▶ [WRITTEN PROBLEM]: Of the lines in the listing, how many include the string "values"? Write the number and nothing else.

▶ [SUPPLIED ENTRIES]:
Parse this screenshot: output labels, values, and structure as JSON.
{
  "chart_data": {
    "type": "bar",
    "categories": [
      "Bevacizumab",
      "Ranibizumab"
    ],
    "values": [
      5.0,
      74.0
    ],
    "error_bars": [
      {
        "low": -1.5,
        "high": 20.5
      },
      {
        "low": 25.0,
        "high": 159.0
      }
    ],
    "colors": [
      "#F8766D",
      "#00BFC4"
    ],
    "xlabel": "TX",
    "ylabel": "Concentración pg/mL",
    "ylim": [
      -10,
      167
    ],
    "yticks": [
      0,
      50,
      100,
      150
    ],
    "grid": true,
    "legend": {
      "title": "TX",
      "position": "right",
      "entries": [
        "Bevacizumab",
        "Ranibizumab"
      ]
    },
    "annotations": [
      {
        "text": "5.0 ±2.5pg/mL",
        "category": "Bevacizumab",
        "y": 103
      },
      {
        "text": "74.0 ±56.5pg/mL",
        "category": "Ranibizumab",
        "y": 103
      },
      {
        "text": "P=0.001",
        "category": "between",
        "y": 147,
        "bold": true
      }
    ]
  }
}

▶ [WRITTEN SOLUTION]: 2